Studio album by the Brian Setzer Orchestra
- Released: June 23, 1998
- Studio: The Village Recorder, Ocean Way Recording, Los Angeles, CA
- Genre: Swing; jump blues; rockabilly; rock and roll;
- Length: 49:24
- Label: Interscope
- Producer: Peter Collins

The Brian Setzer Orchestra chronology
| Guitar Slinger (1996) | The Dirty Boogie (1998) | Vavoom! (2000) |

= The Dirty Boogie =

The Dirty Boogie is the third album from the swing band the Brian Setzer Orchestra. The album is considered as a breakthrough for the band, with their first single being a cover of Louis Prima's "Jump Jive an' Wail", which Prima had made popular in 1956 and included in his album The Wildest!. The release of the single came along after a Gap advertising campaign that featured Prima's original recording of the song. Each helped to propel the larger swing revival throughout the late 1990s and early 2000s. Seven of the album's tracks are covers of songs written and originally made popular between 1952 and 1962.

Professional ratings
Review scores
| Source | Rating |
| Allmusic | Star |
| Entertainment Weekly | B+ |
| Los Angeles Times | Star Half star |
| Rolling Stone | Star Half star |
| The Village Voice | C− |

==Structure and release==
In addition to Prima's "Jump Jive An' Wail", covers include "This Old House" by Stuart Hamblen, "Since I Don't Have You" by the Skyliners, "Nosey Joe" popularized by Bull Moose Jackson, and "As Long As I'm Singin'" by Bobby Darin. "You're the Boss", penned by Leiber and Stoller in 1961, is the album's seventh track, a duet featuring singer (and labelmate) Gwen Stefani; an earlier popular recording of the tune paired Elvis Presley and Ann-Margret. The eighth track, "Rock This Town", is a cover of a song originally recorded in 1981 by Setzer's previous band, the Stray Cats. "Hollywood Nocturne" was a discarded track from Setzer's previous album, Guitar Slinger.

● **Work instructions**
A: Return the article on The Dirty Boogie in full, word for word.
B: In the records below, retype everything from the line containing "request-row[interactable]: gettype.php?gt=019924a82c7 —" down to the line containing "script-icon — [27, 165, 41, 182]", with both of those lines included, and nothing else.

● **Provided entries**
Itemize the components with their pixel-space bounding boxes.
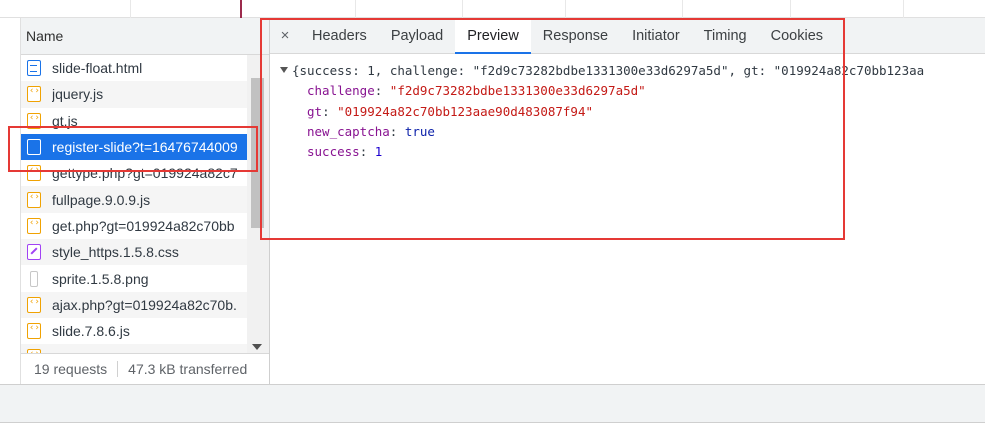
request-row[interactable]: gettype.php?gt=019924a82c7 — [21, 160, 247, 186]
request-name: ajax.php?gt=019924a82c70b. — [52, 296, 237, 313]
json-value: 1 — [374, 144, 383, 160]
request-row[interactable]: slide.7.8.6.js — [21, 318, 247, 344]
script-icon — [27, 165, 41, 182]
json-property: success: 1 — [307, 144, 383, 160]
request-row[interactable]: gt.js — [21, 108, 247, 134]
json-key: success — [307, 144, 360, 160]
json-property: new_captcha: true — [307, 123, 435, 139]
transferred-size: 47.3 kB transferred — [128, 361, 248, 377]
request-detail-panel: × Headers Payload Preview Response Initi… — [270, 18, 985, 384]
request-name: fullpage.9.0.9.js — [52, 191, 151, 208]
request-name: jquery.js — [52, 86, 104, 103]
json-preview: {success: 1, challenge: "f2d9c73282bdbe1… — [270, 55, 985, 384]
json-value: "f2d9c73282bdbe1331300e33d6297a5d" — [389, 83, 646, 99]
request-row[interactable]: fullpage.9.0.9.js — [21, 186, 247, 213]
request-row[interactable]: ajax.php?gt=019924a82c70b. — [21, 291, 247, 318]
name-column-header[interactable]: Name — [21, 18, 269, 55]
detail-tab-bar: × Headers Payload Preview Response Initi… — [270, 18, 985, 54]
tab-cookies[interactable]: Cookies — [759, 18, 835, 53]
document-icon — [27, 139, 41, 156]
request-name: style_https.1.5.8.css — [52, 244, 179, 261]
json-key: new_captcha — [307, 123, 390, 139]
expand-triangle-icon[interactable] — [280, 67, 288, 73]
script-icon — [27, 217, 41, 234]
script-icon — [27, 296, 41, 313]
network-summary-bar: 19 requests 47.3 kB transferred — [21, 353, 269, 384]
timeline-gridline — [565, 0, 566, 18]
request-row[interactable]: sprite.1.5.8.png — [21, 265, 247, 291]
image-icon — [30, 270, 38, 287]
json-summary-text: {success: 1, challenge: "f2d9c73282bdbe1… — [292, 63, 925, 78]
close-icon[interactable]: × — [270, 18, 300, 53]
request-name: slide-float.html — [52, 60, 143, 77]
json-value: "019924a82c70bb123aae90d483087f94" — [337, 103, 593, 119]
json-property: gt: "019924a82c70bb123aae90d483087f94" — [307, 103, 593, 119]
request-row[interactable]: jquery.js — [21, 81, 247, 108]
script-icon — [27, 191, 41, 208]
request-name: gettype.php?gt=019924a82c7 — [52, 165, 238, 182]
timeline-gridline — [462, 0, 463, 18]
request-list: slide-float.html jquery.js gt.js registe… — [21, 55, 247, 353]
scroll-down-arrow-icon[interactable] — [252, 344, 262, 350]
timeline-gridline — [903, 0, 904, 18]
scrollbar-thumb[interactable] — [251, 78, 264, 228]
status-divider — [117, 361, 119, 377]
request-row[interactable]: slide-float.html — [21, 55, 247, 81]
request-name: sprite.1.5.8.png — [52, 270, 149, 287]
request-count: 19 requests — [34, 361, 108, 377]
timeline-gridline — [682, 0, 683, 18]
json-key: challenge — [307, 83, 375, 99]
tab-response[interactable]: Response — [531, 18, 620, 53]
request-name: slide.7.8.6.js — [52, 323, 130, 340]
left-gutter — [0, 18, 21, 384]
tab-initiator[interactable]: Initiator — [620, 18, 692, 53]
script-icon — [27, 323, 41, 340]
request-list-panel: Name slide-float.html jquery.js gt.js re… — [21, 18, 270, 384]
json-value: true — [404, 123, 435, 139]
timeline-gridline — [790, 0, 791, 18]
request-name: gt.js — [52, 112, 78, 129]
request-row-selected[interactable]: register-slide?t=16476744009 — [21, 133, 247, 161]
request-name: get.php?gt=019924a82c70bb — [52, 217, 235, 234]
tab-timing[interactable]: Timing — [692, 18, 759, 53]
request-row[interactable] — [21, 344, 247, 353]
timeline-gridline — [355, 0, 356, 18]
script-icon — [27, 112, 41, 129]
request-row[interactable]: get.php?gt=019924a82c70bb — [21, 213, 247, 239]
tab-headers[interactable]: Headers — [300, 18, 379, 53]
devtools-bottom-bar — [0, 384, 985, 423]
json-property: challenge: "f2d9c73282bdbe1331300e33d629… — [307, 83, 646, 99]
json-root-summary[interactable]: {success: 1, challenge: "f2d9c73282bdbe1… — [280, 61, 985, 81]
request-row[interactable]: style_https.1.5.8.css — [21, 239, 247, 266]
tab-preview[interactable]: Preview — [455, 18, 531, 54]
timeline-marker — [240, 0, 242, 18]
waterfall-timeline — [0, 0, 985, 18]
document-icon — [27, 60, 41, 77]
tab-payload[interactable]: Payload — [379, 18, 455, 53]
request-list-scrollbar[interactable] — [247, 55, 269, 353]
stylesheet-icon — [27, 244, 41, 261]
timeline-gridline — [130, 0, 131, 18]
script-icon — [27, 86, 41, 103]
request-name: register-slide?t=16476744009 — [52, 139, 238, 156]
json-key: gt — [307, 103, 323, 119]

● **Solutions in order**
A:
Studio album by the Brian Setzer Orchestra
- Released: June 23, 1998
- Studio: The Village Recorder, Ocean Way Recording, Los Angeles, CA
- Genre: Swing; jump blues; rockabilly; rock and roll;
- Length: 49:24
- Label: Interscope
- Producer: Peter Collins

The Brian Setzer Orchestra chronology
| Guitar Slinger (1996) | The Dirty Boogie (1998) | Vavoom! (2000) |

= The Dirty Boogie =

The Dirty Boogie is the third album from the swing band the Brian Setzer Orchestra. The album is considered as a breakthrough for the band, with their first single being a cover of Louis Prima's "Jump Jive an' Wail", which Prima had made popular in 1956 and included in his album The Wildest!. The release of the single came along after a Gap advertising campaign that featured Prima's original recording of the song. Each helped to propel the larger swing revival throughout the late 1990s and early 2000s. Seven of the album's tracks are covers of songs written and originally made popular between 1952 and 1962.

Professional ratings
Review scores
| Source | Rating |
| Allmusic | Star |
| Entertainment Weekly | B+ |
| Los Angeles Times | Star Half star |
| Rolling Stone | Star Half star |
| The Village Voice | C− |

==Structure and release==
In addition to Prima's "Jump Jive An' Wail", covers include "This Old House" by Stuart Hamblen, "Since I Don't Have You" by the Skyliners, "Nosey Joe" popularized by Bull Moose Jackson, and "As Long As I'm Singin'" by Bobby Darin. "You're the Boss", penned by Leiber and Stoller in 1961, is the album's seventh track, a duet featuring singer (and labelmate) Gwen Stefani; an earlier popular recording of the tune paired Elvis Presley and Ann-Margret. The eighth track, "Rock This Town", is a cover of a song originally recorded in 1981 by Setzer's previous band, the Stray Cats. "Hollywood Nocturne" was a discarded track from Setzer's previous album, Guitar Slinger.

B:
request-row[interactable]: gettype.php?gt=019924a82c7 — [21, 160, 247, 186]
request-name: ajax.php?gt=019924a82c70b. — [52, 296, 237, 313]
json-value: 1 — [374, 144, 383, 160]
request-row[interactable]: slide.7.8.6.js — [21, 318, 247, 344]
script-icon — [27, 165, 41, 182]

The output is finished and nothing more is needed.